Find the lines of data that contain the string "icon", then list them.

Entries shown:

_____

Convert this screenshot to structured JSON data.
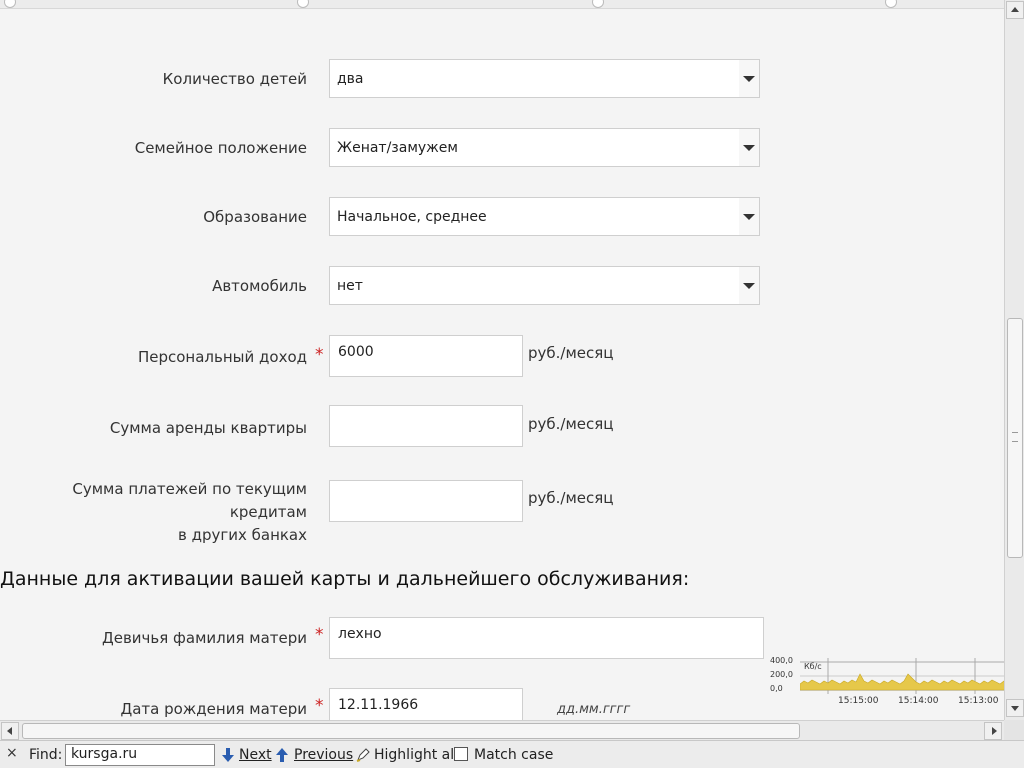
{
  "form": {
    "children_label": "Количество детей",
    "children_value": "два",
    "marital_label": "Семейное положение",
    "marital_value": "Женат/замужем",
    "education_label": "Образование",
    "education_value": "Начальное, среднее",
    "car_label": "Автомобиль",
    "car_value": "нет",
    "income_label": "Персональный доход",
    "income_value": "6000",
    "income_unit": "руб./месяц",
    "rent_label": "Сумма аренды квартиры",
    "rent_value": "",
    "rent_unit": "руб./месяц",
    "loans_label_line1": "Сумма платежей по текущим кредитам",
    "loans_label_line2": "в других банках",
    "loans_value": "",
    "loans_unit": "руб./месяц",
    "required_mark": "*"
  },
  "activation": {
    "section_title": "Данные для активации вашей карты и дальнейшего обслуживания:",
    "maiden_label": "Девичья фамилия матери",
    "maiden_value": "лехно",
    "mother_dob_label": "Дата рождения матери",
    "mother_dob_value": "12.11.1966",
    "mother_dob_hint": "дд.мм.гггг"
  },
  "traffic": {
    "y_labels": [
      "400,0",
      "200,0",
      "0,0"
    ],
    "unit": "Кб/с",
    "x_labels": [
      "15:15:00",
      "15:14:00",
      "15:13:00"
    ],
    "fill_color": "#e6c84a"
  },
  "findbar": {
    "close_glyph": "×",
    "find_label": "Find:",
    "query": "kursga.ru",
    "next_label": "Next",
    "previous_label": "Previous",
    "highlight_label": "Highlight all",
    "match_case_label": "Match case"
  }
}
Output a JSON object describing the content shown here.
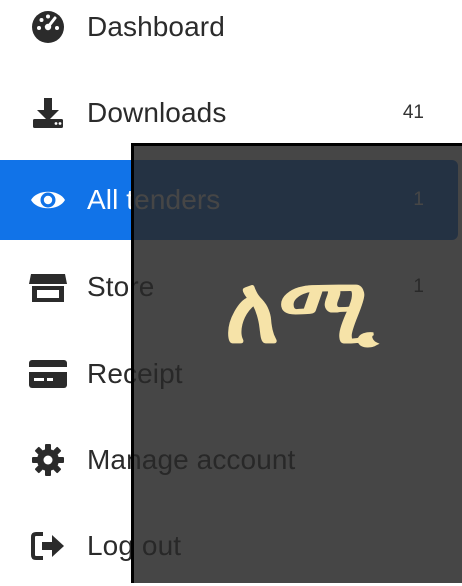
{
  "sidebar": {
    "items": [
      {
        "label": "Dashboard",
        "count": "",
        "icon": "gauge-icon"
      },
      {
        "label": "Downloads",
        "count": "41",
        "icon": "download-icon"
      },
      {
        "label": "All tenders",
        "count": "1",
        "icon": "eye-icon",
        "active": true
      },
      {
        "label": "Store",
        "count": "1",
        "icon": "store-icon"
      },
      {
        "label": "Receipt",
        "count": "",
        "icon": "credit-card-icon"
      },
      {
        "label": "Manage account",
        "count": "",
        "icon": "gear-icon"
      },
      {
        "label": "Log out",
        "count": "",
        "icon": "sign-out-icon"
      }
    ]
  },
  "overlay": {
    "text": "ለሚ"
  },
  "colors": {
    "active_bg": "#1173e8",
    "text": "#2b2b2b",
    "overlay_bg": "#282828",
    "overlay_text": "#f6e3a8"
  }
}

_____

Task output:
        "icon": "gauge-icon"
        "icon": "download-icon"
        "icon": "eye-icon",
        "icon": "store-icon"
        "icon": "credit-card-icon"
        "icon": "gear-icon"
        "icon": "sign-out-icon"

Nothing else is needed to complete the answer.